**YOUR TASK:** Repeat the records in full and exactly, omitting pictures.

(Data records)
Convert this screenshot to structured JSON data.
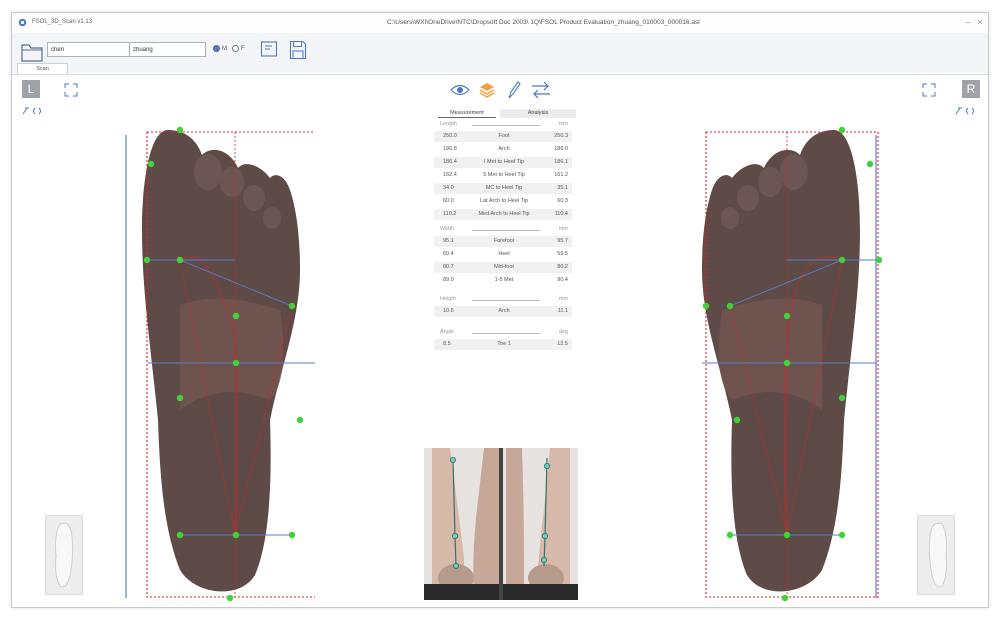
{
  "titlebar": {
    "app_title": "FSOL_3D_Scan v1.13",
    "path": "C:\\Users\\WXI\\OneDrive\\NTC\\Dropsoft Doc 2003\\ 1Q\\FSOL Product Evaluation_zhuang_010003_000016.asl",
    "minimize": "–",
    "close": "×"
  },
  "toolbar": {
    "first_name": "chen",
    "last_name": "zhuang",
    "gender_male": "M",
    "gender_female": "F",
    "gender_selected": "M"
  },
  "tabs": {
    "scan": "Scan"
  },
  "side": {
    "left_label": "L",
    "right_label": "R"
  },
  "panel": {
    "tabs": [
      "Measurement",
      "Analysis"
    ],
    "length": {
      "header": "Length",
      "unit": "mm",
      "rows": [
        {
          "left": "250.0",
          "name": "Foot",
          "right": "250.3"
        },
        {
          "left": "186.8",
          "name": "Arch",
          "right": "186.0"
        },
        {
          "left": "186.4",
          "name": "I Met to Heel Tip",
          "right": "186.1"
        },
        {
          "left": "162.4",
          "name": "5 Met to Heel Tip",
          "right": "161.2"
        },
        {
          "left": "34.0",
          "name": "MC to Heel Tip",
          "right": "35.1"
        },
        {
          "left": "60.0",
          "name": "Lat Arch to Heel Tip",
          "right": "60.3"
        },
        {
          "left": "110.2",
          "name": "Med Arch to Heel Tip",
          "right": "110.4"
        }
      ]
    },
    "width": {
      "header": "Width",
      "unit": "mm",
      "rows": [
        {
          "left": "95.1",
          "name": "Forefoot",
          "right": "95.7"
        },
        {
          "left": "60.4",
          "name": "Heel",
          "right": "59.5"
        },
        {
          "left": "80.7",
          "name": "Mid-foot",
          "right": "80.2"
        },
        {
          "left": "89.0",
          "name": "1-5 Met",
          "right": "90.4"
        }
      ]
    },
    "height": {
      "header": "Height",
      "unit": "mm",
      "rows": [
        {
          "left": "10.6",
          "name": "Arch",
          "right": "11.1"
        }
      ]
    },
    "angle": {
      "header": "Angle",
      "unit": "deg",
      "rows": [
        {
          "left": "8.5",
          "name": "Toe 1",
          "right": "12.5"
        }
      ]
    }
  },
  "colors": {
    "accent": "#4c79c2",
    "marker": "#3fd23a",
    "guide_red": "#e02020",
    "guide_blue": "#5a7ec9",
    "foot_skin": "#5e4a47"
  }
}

**PROBLEM SOLUTION:**
Convert this screenshot to structured JSON data.
{
  "titlebar": {
    "app_title": "FSOL_3D_Scan v1.13",
    "path": "C:\\Users\\WXI\\OneDrive\\NTC\\Dropsoft Doc 2003\\ 1Q\\FSOL Product Evaluation_zhuang_010003_000016.asl",
    "minimize": "–",
    "close": "×"
  },
  "toolbar": {
    "first_name": "chen",
    "last_name": "zhuang",
    "gender_male": "M",
    "gender_female": "F",
    "gender_selected": "M"
  },
  "tabs": {
    "scan": "Scan"
  },
  "side": {
    "left_label": "L",
    "right_label": "R"
  },
  "panel": {
    "tabs": [
      "Measurement",
      "Analysis"
    ],
    "length": {
      "header": "Length",
      "unit": "mm",
      "rows": [
        {
          "left": "250.0",
          "name": "Foot",
          "right": "250.3"
        },
        {
          "left": "186.8",
          "name": "Arch",
          "right": "186.0"
        },
        {
          "left": "186.4",
          "name": "I Met to Heel Tip",
          "right": "186.1"
        },
        {
          "left": "162.4",
          "name": "5 Met to Heel Tip",
          "right": "161.2"
        },
        {
          "left": "34.0",
          "name": "MC to Heel Tip",
          "right": "35.1"
        },
        {
          "left": "60.0",
          "name": "Lat Arch to Heel Tip",
          "right": "60.3"
        },
        {
          "left": "110.2",
          "name": "Med Arch to Heel Tip",
          "right": "110.4"
        }
      ]
    },
    "width": {
      "header": "Width",
      "unit": "mm",
      "rows": [
        {
          "left": "95.1",
          "name": "Forefoot",
          "right": "95.7"
        },
        {
          "left": "60.4",
          "name": "Heel",
          "right": "59.5"
        },
        {
          "left": "80.7",
          "name": "Mid-foot",
          "right": "80.2"
        },
        {
          "left": "89.0",
          "name": "1-5 Met",
          "right": "90.4"
        }
      ]
    },
    "height": {
      "header": "Height",
      "unit": "mm",
      "rows": [
        {
          "left": "10.6",
          "name": "Arch",
          "right": "11.1"
        }
      ]
    },
    "angle": {
      "header": "Angle",
      "unit": "deg",
      "rows": [
        {
          "left": "8.5",
          "name": "Toe 1",
          "right": "12.5"
        }
      ]
    }
  },
  "colors": {
    "accent": "#4c79c2",
    "marker": "#3fd23a",
    "guide_red": "#e02020",
    "guide_blue": "#5a7ec9",
    "foot_skin": "#5e4a47"
  }
}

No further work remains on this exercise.